• **TASK TO CARRY OUT**
Check each line for the string "segundos" and give only the count of lines that have it.

• **Dataset records**
::::::::

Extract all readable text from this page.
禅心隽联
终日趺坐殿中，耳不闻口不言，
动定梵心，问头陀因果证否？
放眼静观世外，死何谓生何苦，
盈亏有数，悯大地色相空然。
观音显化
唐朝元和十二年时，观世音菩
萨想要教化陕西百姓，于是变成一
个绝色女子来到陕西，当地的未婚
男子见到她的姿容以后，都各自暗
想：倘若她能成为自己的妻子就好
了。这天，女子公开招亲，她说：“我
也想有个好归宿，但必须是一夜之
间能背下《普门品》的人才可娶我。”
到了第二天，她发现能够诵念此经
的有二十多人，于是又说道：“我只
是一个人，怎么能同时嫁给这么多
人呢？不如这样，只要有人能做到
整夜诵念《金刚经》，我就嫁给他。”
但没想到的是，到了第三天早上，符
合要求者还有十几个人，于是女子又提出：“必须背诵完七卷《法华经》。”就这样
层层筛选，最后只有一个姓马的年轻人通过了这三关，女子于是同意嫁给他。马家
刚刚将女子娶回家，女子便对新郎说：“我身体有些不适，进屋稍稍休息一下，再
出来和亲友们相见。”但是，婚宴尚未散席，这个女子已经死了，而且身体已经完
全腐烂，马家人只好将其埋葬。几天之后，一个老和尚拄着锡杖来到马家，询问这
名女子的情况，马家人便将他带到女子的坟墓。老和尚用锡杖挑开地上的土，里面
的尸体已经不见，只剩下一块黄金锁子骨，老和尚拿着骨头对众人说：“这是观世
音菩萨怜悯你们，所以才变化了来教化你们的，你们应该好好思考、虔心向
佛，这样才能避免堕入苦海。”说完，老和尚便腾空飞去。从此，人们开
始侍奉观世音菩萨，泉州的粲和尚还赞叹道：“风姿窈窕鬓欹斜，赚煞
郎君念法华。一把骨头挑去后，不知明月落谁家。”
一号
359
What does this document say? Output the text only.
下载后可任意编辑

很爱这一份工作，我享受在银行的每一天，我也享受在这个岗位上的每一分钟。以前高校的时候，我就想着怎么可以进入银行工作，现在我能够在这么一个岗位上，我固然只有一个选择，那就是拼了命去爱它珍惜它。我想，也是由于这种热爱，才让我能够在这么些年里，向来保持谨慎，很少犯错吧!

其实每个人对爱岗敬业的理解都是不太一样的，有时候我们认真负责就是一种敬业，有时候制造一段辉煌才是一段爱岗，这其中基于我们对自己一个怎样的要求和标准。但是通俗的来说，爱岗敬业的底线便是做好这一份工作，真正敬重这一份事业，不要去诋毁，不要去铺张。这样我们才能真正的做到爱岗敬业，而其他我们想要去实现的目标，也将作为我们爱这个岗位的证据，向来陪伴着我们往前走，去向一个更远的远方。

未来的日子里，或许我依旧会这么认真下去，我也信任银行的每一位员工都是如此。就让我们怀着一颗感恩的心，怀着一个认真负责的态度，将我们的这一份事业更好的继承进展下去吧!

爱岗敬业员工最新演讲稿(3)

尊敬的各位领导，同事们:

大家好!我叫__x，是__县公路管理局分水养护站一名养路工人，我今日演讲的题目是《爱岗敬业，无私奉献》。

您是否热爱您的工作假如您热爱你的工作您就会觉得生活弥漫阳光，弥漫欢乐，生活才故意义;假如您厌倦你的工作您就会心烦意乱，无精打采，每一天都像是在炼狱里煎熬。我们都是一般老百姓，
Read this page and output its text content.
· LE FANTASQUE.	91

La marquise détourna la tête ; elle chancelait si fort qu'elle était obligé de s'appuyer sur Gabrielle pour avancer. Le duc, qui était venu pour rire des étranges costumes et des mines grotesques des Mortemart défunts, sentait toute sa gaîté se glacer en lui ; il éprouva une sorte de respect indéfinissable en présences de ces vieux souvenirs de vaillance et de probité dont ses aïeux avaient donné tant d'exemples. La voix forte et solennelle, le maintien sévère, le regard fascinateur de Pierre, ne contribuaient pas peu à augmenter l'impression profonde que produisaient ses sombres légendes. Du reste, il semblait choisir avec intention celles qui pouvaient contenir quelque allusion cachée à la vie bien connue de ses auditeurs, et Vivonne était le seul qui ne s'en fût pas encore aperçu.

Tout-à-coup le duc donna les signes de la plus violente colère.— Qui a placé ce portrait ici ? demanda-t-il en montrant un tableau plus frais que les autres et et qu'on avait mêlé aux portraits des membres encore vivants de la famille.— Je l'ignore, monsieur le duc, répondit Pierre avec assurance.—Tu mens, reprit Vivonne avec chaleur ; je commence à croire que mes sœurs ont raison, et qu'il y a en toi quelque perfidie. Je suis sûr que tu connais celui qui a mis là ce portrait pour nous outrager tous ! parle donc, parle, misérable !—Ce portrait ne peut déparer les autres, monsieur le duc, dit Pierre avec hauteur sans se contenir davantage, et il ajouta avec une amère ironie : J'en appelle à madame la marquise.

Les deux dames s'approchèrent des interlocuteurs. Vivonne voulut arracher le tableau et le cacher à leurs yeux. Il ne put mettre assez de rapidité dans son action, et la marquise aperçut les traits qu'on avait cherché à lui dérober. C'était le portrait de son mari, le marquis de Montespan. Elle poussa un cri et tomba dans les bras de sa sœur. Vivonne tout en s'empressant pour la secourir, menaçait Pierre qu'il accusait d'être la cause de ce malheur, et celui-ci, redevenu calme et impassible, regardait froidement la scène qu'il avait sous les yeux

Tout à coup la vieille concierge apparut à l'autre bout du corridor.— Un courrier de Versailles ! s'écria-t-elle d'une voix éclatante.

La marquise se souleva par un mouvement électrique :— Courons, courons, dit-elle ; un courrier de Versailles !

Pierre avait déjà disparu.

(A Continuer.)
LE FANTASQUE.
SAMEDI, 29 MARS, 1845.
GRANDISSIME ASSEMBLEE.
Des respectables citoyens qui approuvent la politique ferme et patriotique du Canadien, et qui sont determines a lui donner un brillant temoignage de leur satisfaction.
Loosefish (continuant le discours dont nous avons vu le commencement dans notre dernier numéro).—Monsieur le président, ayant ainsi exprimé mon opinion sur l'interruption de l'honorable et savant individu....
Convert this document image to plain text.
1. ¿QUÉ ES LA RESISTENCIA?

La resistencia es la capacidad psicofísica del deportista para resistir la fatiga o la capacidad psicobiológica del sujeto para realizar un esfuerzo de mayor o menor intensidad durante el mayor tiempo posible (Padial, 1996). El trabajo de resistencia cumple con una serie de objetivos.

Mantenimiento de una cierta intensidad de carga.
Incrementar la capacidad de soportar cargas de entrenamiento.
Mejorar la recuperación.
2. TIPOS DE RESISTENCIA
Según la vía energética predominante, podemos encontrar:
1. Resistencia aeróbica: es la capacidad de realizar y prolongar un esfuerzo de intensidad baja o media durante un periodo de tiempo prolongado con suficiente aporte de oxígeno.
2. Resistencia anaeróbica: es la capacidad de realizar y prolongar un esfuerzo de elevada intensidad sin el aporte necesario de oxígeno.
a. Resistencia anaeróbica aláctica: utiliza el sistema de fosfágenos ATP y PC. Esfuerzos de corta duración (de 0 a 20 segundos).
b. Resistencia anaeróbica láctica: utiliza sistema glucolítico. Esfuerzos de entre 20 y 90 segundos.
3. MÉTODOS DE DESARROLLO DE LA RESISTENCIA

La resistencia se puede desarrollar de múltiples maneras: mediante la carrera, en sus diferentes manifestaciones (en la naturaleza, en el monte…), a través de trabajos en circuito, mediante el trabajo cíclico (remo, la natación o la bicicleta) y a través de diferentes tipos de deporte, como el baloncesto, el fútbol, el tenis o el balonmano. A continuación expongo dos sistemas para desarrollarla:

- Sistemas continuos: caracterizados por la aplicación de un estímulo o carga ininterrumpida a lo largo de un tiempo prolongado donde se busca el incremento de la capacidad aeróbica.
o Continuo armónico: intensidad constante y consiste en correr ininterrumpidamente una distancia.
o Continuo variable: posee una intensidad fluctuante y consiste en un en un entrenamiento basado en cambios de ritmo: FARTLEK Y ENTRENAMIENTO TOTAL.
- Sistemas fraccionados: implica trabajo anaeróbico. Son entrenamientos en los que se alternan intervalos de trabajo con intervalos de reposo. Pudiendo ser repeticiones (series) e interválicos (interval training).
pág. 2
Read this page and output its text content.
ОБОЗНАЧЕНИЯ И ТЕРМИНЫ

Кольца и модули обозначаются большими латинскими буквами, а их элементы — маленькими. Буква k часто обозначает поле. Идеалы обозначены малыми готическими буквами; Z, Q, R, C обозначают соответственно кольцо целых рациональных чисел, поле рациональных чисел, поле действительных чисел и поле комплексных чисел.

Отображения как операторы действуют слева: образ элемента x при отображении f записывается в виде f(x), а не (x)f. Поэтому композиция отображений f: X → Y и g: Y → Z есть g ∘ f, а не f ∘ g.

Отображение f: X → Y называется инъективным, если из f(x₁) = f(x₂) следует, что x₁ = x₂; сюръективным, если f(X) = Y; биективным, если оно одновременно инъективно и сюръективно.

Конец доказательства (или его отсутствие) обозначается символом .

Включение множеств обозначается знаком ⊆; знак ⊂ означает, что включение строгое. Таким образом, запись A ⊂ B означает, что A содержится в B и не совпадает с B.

::::::::

• **RESULT**
2